◆ **GIVEN TASK**: Reproduce every record below exactly as it appears.

--- begin SUPPLIED RECORDS ---

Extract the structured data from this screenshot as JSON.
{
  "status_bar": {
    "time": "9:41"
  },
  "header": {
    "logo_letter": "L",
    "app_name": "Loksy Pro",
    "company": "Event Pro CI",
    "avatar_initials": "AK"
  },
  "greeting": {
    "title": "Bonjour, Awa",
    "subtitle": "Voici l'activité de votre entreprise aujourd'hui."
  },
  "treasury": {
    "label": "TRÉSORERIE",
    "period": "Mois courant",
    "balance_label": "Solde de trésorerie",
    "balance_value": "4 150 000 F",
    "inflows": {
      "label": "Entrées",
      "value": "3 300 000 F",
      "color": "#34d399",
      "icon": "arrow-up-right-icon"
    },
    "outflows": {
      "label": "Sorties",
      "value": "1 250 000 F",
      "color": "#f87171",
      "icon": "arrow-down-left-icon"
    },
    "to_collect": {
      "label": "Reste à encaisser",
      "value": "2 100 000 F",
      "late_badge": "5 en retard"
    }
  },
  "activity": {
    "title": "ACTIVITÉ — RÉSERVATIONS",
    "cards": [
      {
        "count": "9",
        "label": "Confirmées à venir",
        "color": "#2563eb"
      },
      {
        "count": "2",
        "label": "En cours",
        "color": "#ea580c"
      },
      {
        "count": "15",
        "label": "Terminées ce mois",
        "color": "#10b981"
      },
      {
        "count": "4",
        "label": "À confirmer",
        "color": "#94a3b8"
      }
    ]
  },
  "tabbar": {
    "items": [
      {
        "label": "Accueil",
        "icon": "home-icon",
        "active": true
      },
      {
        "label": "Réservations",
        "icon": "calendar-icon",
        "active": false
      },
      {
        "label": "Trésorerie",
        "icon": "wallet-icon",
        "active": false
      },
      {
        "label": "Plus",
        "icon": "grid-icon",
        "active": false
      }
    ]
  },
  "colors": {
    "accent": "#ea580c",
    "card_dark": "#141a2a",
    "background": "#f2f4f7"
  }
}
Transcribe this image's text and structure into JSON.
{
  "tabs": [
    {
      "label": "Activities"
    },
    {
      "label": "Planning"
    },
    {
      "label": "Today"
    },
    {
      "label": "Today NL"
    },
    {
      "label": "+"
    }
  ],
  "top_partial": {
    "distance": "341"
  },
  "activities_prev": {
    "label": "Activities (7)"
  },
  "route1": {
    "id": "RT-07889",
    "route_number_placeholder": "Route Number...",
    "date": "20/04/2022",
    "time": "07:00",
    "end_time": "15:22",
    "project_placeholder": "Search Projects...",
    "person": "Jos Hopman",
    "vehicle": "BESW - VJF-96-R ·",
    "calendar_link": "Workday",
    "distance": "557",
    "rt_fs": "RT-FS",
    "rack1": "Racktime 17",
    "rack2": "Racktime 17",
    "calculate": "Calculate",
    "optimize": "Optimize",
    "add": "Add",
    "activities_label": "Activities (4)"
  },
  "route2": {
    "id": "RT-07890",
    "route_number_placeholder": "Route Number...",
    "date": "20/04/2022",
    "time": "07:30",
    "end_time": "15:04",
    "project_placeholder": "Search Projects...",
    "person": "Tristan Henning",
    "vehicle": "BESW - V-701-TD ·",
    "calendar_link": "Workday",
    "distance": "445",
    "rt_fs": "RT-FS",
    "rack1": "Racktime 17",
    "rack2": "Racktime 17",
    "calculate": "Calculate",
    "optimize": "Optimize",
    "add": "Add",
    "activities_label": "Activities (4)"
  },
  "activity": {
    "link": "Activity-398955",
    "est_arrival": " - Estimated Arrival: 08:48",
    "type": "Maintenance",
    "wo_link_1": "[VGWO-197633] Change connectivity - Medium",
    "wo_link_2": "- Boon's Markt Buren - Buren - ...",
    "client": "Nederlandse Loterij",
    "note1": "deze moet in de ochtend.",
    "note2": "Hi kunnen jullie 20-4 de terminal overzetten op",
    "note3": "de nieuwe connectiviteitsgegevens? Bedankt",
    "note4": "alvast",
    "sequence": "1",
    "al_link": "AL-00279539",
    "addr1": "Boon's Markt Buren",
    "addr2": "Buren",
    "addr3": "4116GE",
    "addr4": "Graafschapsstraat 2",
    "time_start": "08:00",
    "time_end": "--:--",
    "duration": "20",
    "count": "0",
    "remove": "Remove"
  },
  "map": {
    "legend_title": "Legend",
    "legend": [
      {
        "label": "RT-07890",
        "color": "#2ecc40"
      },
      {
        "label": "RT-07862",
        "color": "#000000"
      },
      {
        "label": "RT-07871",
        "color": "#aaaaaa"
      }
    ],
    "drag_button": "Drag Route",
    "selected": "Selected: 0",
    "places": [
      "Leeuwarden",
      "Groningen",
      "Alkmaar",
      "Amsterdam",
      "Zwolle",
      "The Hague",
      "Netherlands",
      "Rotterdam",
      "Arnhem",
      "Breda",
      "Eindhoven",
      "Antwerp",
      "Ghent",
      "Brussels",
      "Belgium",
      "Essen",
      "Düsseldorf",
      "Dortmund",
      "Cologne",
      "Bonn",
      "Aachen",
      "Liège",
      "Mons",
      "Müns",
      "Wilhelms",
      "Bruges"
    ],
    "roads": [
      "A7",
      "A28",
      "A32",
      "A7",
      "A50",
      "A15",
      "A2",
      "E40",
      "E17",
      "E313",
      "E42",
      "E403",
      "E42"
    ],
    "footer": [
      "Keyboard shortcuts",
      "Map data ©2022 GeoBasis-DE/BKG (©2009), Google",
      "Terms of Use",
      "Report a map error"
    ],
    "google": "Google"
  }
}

--- end SUPPLIED RECORDS ---

◆ **SOLVED PROBLEM**:
Extract the structured data from this screenshot as JSON.
{
  "status_bar": {
    "time": "9:41"
  },
  "header": {
    "logo_letter": "L",
    "app_name": "Loksy Pro",
    "company": "Event Pro CI",
    "avatar_initials": "AK"
  },
  "greeting": {
    "title": "Bonjour, Awa",
    "subtitle": "Voici l'activité de votre entreprise aujourd'hui."
  },
  "treasury": {
    "label": "TRÉSORERIE",
    "period": "Mois courant",
    "balance_label": "Solde de trésorerie",
    "balance_value": "4 150 000 F",
    "inflows": {
      "label": "Entrées",
      "value": "3 300 000 F",
      "color": "#34d399",
      "icon": "arrow-up-right-icon"
    },
    "outflows": {
      "label": "Sorties",
      "value": "1 250 000 F",
      "color": "#f87171",
      "icon": "arrow-down-left-icon"
    },
    "to_collect": {
      "label": "Reste à encaisser",
      "value": "2 100 000 F",
      "late_badge": "5 en retard"
    }
  },
  "activity": {
    "title": "ACTIVITÉ — RÉSERVATIONS",
    "cards": [
      {
        "count": "9",
        "label": "Confirmées à venir",
        "color": "#2563eb"
      },
      {
        "count": "2",
        "label": "En cours",
        "color": "#ea580c"
      },
      {
        "count": "15",
        "label": "Terminées ce mois",
        "color": "#10b981"
      },
      {
        "count": "4",
        "label": "À confirmer",
        "color": "#94a3b8"
      }
    ]
  },
  "tabbar": {
    "items": [
      {
        "label": "Accueil",
        "icon": "home-icon",
        "active": true
      },
      {
        "label": "Réservations",
        "icon": "calendar-icon",
        "active": false
      },
      {
        "label": "Trésorerie",
        "icon": "wallet-icon",
        "active": false
      },
      {
        "label": "Plus",
        "icon": "grid-icon",
        "active": false
      }
    ]
  },
  "colors": {
    "accent": "#ea580c",
    "card_dark": "#141a2a",
    "background": "#f2f4f7"
  }
}
Transcribe this image's text and structure into JSON.
{
  "tabs": [
    {
      "label": "Activities"
    },
    {
      "label": "Planning"
    },
    {
      "label": "Today"
    },
    {
      "label": "Today NL"
    },
    {
      "label": "+"
    }
  ],
  "top_partial": {
    "distance": "341"
  },
  "activities_prev": {
    "label": "Activities (7)"
  },
  "route1": {
    "id": "RT-07889",
    "route_number_placeholder": "Route Number...",
    "date": "20/04/2022",
    "time": "07:00",
    "end_time": "15:22",
    "project_placeholder": "Search Projects...",
    "person": "Jos Hopman",
    "vehicle": "BESW - VJF-96-R ·",
    "calendar_link": "Workday",
    "distance": "557",
    "rt_fs": "RT-FS",
    "rack1": "Racktime 17",
    "rack2": "Racktime 17",
    "calculate": "Calculate",
    "optimize": "Optimize",
    "add": "Add",
    "activities_label": "Activities (4)"
  },
  "route2": {
    "id": "RT-07890",
    "route_number_placeholder": "Route Number...",
    "date": "20/04/2022",
    "time": "07:30",
    "end_time": "15:04",
    "project_placeholder": "Search Projects...",
    "person": "Tristan Henning",
    "vehicle": "BESW - V-701-TD ·",
    "calendar_link": "Workday",
    "distance": "445",
    "rt_fs": "RT-FS",
    "rack1": "Racktime 17",
    "rack2": "Racktime 17",
    "calculate": "Calculate",
    "optimize": "Optimize",
    "add": "Add",
    "activities_label": "Activities (4)"
  },
  "activity": {
    "link": "Activity-398955",
    "est_arrival": " - Estimated Arrival: 08:48",
    "type": "Maintenance",
    "wo_link_1": "[VGWO-197633] Change connectivity - Medium",
    "wo_link_2": "- Boon's Markt Buren - Buren - ...",
    "client": "Nederlandse Loterij",
    "note1": "deze moet in de ochtend.",
    "note2": "Hi kunnen jullie 20-4 de terminal overzetten op",
    "note3": "de nieuwe connectiviteitsgegevens? Bedankt",
    "note4": "alvast",
    "sequence": "1",
    "al_link": "AL-00279539",
    "addr1": "Boon's Markt Buren",
    "addr2": "Buren",
    "addr3": "4116GE",
    "addr4": "Graafschapsstraat 2",
    "time_start": "08:00",
    "time_end": "--:--",
    "duration": "20",
    "count": "0",
    "remove": "Remove"
  },
  "map": {
    "legend_title": "Legend",
    "legend": [
      {
        "label": "RT-07890",
        "color": "#2ecc40"
      },
      {
        "label": "RT-07862",
        "color": "#000000"
      },
      {
        "label": "RT-07871",
        "color": "#aaaaaa"
      }
    ],
    "drag_button": "Drag Route",
    "selected": "Selected: 0",
    "places": [
      "Leeuwarden",
      "Groningen",
      "Alkmaar",
      "Amsterdam",
      "Zwolle",
      "The Hague",
      "Netherlands",
      "Rotterdam",
      "Arnhem",
      "Breda",
      "Eindhoven",
      "Antwerp",
      "Ghent",
      "Brussels",
      "Belgium",
      "Essen",
      "Düsseldorf",
      "Dortmund",
      "Cologne",
      "Bonn",
      "Aachen",
      "Liège",
      "Mons",
      "Müns",
      "Wilhelms",
      "Bruges"
    ],
    "roads": [
      "A7",
      "A28",
      "A32",
      "A7",
      "A50",
      "A15",
      "A2",
      "E40",
      "E17",
      "E313",
      "E42",
      "E403",
      "E42"
    ],
    "footer": [
      "Keyboard shortcuts",
      "Map data ©2022 GeoBasis-DE/BKG (©2009), Google",
      "Terms of Use",
      "Report a map error"
    ],
    "google": "Google"
  }
}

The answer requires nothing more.